Após 12 dias sem sessões, Supremo volta a definir penas dos condenados no julgamento do mensalão

Depois de quase duas semanas de intervalo, o julgamento do mensalão no Supremo Tribunal Federal (STF) será retomado nesta quarta-feira (7) com a conclusão do anúncio e votação das penas a serem aplicadas a Ramon Hollerbach, ex-sócio do operador do esquema, o publicitário Marcos Valério.

Hollerbach foi condenado por formação de quadrilha (a dois anos e três meses de prisão), peculato (a três anos de prisão e multa no caso da Câmara dos Deputados e mais três anos, 10 meses e 20 dias de prisão e multa pelo caso do Banco do Brasil), corrupção ativa (dois anos e seis meses e multa pelo caso da Câmara dos Deputados e dois anos e oito meses de prisão e multa pelo caso do BB), e ainda falta a definição sobre as penas para os crimes de lavagem de dinheiro e evasão de divisas.

Iniciado em 2 de agosto, o julgamento do mensalão chega hoje à sua 43ª sessão e, em número de dias, é considerado o maior julgamento da história do Supremo.
^^^^^^^^^^^^^^^^
### TAREFA A
Com base na notícia sobre o julgamento do mensalão, explique em até três frases por que a sessão desta quarta-feira ainda trata das penas de Ramon Hollerbach.
### TAREFA B
Escreva a continuação da notícia sobre o julgamento do mensalão, começando logo depois da última frase apresentada.

Registros de uma fonte de dados:
^^^^^^^^^^^^^^^^
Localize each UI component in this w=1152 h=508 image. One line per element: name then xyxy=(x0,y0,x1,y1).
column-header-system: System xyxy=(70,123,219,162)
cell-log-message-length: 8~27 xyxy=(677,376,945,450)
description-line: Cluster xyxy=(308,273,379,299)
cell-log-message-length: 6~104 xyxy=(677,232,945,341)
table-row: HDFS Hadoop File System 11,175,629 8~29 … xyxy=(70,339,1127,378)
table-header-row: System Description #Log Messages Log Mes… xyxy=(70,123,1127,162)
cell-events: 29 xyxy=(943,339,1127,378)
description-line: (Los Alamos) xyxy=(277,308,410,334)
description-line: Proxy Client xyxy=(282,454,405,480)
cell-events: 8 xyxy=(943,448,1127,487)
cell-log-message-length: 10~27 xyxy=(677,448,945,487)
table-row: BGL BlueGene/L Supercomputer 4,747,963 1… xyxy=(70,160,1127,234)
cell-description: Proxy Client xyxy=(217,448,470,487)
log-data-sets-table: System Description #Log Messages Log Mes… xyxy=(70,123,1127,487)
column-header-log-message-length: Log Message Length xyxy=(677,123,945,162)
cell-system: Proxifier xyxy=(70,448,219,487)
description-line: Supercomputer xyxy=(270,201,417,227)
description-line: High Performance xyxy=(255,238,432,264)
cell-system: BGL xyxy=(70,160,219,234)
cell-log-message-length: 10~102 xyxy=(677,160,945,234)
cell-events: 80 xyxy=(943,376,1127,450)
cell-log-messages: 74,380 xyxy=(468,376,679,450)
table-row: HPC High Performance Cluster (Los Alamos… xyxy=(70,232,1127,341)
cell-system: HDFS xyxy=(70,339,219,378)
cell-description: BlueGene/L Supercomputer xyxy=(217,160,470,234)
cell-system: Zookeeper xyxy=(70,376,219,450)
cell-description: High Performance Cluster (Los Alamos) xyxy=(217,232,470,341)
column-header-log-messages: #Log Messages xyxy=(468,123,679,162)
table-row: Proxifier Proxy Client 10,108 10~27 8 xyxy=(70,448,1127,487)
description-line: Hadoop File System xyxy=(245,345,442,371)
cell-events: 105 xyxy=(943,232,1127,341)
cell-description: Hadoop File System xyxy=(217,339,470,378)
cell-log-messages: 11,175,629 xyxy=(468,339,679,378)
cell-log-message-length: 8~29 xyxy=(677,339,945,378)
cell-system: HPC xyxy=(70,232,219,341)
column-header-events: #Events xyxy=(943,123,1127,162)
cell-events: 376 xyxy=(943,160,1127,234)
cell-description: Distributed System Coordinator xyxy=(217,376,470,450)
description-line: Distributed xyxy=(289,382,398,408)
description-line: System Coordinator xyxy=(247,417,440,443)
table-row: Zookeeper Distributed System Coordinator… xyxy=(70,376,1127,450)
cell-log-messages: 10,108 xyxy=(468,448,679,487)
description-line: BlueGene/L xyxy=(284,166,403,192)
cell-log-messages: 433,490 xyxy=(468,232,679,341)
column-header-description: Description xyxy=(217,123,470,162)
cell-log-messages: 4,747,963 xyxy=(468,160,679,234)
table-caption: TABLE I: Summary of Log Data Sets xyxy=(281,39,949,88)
^^^^^^^^^^^^^^^^
### RESPOSTA A
A sessão ainda trata das penas de Ramon Hollerbach porque, embora as penas dele por formação de quadrilha, peculato e corrupção ativa já tenham sido fixadas, falta definir as penas pelos crimes de lavagem de dinheiro e evasão de divisas. Por isso, a sessão vai concluir o anúncio e a votação das penas aplicadas a ele.

### RESPOSTA B
Dos 25 condenados pela Suprema Corte no processo, apenas Valério e Hollerbach já têm informações a cerca de suas condenações, mas elas ainda podem sofrer alterações devido a divergências entre os ministros e recálculos da dosimetria das penas, o que pode gerar ainda mais debate entre os magistrados.

O intervalo das sessões ocorreu devido a ausência do relator do processo, o ministro Joaquim Barbosa, que viajou à Alemanha para fazer um tratamento de saúde, entre os dias 23 de outubro e 5 de novembro. No período, o STF colocou em pauta outros processos sem relação com o mensalão.

Depois de Rollerbach, o ministro Joaquim Barbosa deve apresentar os votos sobre os outros ex-sócios de Marcos Valério, Cristiano Paz e Rogério Tolentino, e sua ex-funcionária Simone Vasconcelos, que compuseram o núcleo publicitário.

A ordem de apresentação dos votos sobre os demais condenados ainda não foi divulgada pelo relator.

Houve entendimento da maioria dos ministros do Supremo de que foram feitos os pagamentos de propina para parlamentares em troca de apoio político em votações no Congresso Nacional em favor do governo do então presidente Luiz Inácio Lula da Silva, durante seu primeiro mandato.

Para o Supremo, a cúpula do PT (Partido dos Trabalhadores) orientava o núcleo publicitário e dirigentes do Banco Rural a pagar integrantes de partidos da base aliada do governo federal.

Após a primeira fase de apresentação e leitura da denúncia da Procuradoria Geral da República, as defesas dos réus foram ouvidos e os ministros votaram sobre os réus e, desde o dia 23 de outubro, os magistrados definem as penas dos condenados.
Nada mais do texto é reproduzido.